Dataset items
◆ ◆ ◆ ◆ ◆ ◆ ◆

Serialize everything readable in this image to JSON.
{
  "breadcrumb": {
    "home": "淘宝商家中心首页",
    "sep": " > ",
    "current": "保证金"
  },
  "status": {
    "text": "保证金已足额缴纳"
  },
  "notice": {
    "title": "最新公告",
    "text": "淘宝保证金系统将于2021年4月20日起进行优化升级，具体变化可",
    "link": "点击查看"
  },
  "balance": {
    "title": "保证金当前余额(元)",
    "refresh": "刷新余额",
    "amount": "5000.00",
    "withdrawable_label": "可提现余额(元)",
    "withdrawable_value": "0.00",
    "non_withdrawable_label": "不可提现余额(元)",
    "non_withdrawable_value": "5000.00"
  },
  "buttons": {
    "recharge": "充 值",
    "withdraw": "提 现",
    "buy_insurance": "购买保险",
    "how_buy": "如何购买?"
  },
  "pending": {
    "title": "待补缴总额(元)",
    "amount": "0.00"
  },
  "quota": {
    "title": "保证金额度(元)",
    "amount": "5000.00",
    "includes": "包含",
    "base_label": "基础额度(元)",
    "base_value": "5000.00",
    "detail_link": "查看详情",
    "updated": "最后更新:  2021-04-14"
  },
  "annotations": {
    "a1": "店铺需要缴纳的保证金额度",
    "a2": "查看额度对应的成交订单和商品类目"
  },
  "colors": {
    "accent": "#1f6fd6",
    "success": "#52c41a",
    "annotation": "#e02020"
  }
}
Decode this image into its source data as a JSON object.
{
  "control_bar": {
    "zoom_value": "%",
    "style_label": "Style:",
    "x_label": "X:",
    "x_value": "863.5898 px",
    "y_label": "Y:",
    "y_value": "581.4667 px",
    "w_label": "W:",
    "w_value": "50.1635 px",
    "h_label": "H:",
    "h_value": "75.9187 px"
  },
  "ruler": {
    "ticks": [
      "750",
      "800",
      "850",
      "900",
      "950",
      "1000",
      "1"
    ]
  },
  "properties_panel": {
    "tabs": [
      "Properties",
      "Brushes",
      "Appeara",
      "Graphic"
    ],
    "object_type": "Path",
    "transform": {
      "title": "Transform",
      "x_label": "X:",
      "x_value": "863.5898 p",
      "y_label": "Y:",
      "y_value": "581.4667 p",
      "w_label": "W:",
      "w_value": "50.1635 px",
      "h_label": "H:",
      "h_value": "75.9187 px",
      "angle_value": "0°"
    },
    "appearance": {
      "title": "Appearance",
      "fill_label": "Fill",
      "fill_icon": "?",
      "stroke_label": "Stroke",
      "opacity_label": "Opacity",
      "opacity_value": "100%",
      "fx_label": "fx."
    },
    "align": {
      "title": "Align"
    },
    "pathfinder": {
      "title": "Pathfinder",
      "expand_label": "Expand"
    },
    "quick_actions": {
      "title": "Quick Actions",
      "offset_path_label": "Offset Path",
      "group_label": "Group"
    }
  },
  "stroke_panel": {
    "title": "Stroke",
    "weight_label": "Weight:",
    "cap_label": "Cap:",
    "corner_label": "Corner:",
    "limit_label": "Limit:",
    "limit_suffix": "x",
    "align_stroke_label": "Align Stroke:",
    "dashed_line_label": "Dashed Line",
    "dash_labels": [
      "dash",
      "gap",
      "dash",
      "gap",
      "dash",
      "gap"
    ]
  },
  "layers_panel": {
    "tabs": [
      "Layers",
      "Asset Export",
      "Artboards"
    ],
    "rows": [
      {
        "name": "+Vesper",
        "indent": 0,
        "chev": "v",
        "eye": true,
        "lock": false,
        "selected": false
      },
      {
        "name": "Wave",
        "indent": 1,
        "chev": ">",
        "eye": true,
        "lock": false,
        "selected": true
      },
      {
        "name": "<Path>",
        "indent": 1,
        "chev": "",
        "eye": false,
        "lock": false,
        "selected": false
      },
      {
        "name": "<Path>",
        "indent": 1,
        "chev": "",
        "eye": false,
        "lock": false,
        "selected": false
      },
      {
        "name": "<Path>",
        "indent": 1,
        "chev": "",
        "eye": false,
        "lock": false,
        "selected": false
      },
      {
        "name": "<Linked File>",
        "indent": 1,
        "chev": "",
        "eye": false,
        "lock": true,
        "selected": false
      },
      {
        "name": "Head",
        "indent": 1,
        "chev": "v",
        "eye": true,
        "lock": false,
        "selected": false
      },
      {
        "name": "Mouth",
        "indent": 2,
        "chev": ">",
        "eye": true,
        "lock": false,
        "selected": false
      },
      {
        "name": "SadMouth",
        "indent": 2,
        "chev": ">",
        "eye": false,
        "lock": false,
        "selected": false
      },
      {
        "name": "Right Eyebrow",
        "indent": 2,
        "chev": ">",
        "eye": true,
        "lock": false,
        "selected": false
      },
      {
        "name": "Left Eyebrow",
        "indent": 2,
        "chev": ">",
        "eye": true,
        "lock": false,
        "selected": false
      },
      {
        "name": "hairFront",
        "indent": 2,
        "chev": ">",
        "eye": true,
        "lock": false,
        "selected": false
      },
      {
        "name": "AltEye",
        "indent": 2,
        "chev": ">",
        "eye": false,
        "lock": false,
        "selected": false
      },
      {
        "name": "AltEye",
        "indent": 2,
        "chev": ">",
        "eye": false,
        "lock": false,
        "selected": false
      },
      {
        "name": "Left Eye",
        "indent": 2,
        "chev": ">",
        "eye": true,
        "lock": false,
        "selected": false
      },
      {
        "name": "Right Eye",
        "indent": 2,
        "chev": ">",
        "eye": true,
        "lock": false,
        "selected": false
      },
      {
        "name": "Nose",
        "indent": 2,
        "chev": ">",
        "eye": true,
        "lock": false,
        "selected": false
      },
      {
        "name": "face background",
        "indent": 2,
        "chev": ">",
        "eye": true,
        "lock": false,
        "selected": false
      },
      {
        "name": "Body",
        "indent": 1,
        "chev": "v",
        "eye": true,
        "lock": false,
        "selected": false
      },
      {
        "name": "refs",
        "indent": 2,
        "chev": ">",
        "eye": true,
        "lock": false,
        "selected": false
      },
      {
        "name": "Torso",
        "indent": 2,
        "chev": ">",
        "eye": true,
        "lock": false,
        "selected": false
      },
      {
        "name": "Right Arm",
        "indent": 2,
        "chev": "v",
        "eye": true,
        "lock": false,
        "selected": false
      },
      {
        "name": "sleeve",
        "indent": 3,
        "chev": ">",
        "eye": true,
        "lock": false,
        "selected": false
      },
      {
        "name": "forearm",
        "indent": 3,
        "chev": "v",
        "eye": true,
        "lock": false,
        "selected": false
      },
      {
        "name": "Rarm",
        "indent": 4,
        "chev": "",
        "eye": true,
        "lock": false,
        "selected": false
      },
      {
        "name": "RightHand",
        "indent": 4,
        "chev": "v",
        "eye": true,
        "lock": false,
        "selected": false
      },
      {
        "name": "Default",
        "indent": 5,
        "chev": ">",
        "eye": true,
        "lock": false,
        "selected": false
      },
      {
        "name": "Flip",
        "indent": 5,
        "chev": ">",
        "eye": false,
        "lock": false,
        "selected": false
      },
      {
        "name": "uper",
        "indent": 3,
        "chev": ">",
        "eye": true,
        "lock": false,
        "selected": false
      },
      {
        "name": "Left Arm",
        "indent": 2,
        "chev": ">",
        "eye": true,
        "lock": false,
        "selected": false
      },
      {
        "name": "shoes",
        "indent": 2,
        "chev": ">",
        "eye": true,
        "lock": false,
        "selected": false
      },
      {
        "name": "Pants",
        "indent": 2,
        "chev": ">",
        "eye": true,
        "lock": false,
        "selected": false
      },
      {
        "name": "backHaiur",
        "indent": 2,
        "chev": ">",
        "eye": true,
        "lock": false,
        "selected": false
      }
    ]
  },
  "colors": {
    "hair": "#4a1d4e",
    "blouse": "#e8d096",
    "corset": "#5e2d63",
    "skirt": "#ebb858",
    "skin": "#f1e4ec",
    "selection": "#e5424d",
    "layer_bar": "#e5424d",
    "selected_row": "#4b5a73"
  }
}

◆ ◆ ◆ ◆ ◆ ◆ ◆

• **WHAT YOU WILL DO**
In the listing, find all lines with the string "text" and copy them.

• **ANSWER**
    "text": "保证金已足额缴纳"
    "text": "淘宝保证金系统将于2021年4月20日起进行优化升级，具体变化可",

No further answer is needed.